* _Instructions for the task_: Count, in the entries, the lines with "screenshot". Answer with the number only.

* _Listed entries_:
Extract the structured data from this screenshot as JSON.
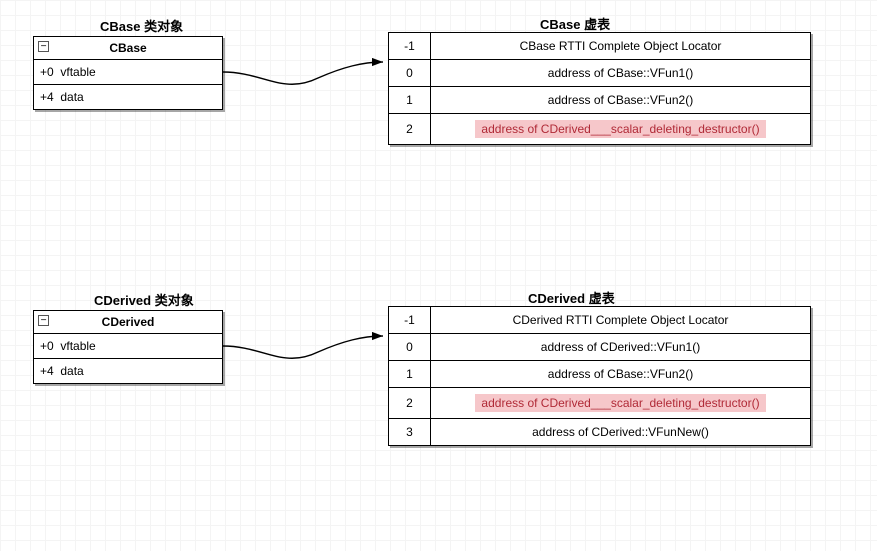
{
  "cbase": {
    "object_title": "CBase 类对象",
    "class_name": "CBase",
    "rows": [
      {
        "offset": "+0",
        "field": "vftable"
      },
      {
        "offset": "+4",
        "field": "data"
      }
    ],
    "vtable_title": "CBase 虚表",
    "vtable": [
      {
        "index": "-1",
        "entry": "CBase RTTI Complete Object Locator",
        "highlight": false
      },
      {
        "index": "0",
        "entry": "address of CBase::VFun1()",
        "highlight": false
      },
      {
        "index": "1",
        "entry": "address of CBase::VFun2()",
        "highlight": false
      },
      {
        "index": "2",
        "entry": "address of CDerived___scalar_deleting_destructor()",
        "highlight": true
      }
    ]
  },
  "cderived": {
    "object_title": "CDerived 类对象",
    "class_name": "CDerived",
    "rows": [
      {
        "offset": "+0",
        "field": "vftable"
      },
      {
        "offset": "+4",
        "field": "data"
      }
    ],
    "vtable_title": "CDerived 虚表",
    "vtable": [
      {
        "index": "-1",
        "entry": "CDerived RTTI Complete Object Locator",
        "highlight": false
      },
      {
        "index": "0",
        "entry": "address of CDerived::VFun1()",
        "highlight": false
      },
      {
        "index": "1",
        "entry": "address of CBase::VFun2()",
        "highlight": false
      },
      {
        "index": "2",
        "entry": "address of CDerived___scalar_deleting_destructor()",
        "highlight": true
      },
      {
        "index": "3",
        "entry": "address of CDerived::VFunNew()",
        "highlight": false
      }
    ]
  },
  "icons": {
    "collapse": "−"
  }
}
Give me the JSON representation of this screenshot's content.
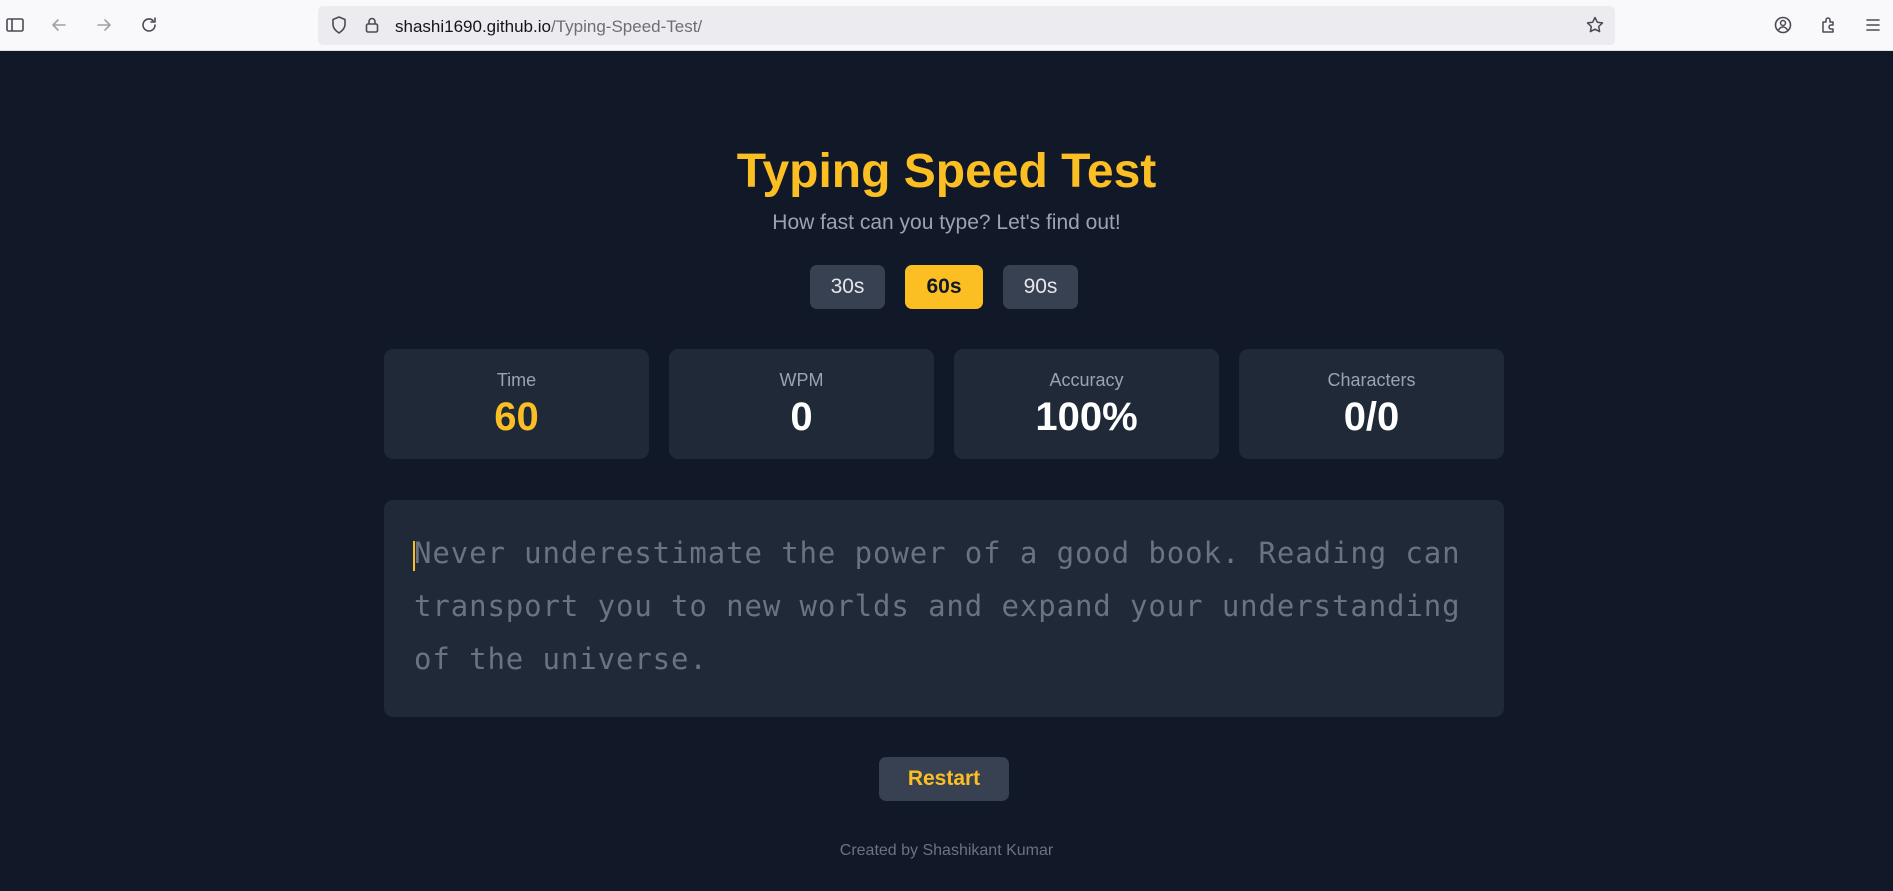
{
  "browser": {
    "url_domain": "shashi1690.github.io",
    "url_path": "/Typing-Speed-Test/"
  },
  "app": {
    "title": "Typing Speed Test",
    "subtitle": "How fast can you type? Let's find out!",
    "durations": [
      {
        "label": "30s",
        "active": false
      },
      {
        "label": "60s",
        "active": true
      },
      {
        "label": "90s",
        "active": false
      }
    ],
    "stats": [
      {
        "label": "Time",
        "value": "60"
      },
      {
        "label": "WPM",
        "value": "0"
      },
      {
        "label": "Accuracy",
        "value": "100%"
      },
      {
        "label": "Characters",
        "value": "0/0"
      }
    ],
    "text": "Never underestimate the power of a good book. Reading can transport you to new worlds and expand your understanding of the universe.",
    "restart_label": "Restart",
    "footer": "Created by Shashikant Kumar"
  },
  "colors": {
    "background": "#111827",
    "card": "#1f2937",
    "accent": "#fbbf24",
    "button": "#374151",
    "muted_text": "#9ca3af"
  },
  "icons": [
    "sidebar-icon",
    "back-icon",
    "forward-icon",
    "reload-icon",
    "shield-icon",
    "lock-icon",
    "bookmark-star-icon",
    "account-icon",
    "extensions-icon",
    "menu-icon"
  ]
}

* _Response below_: 2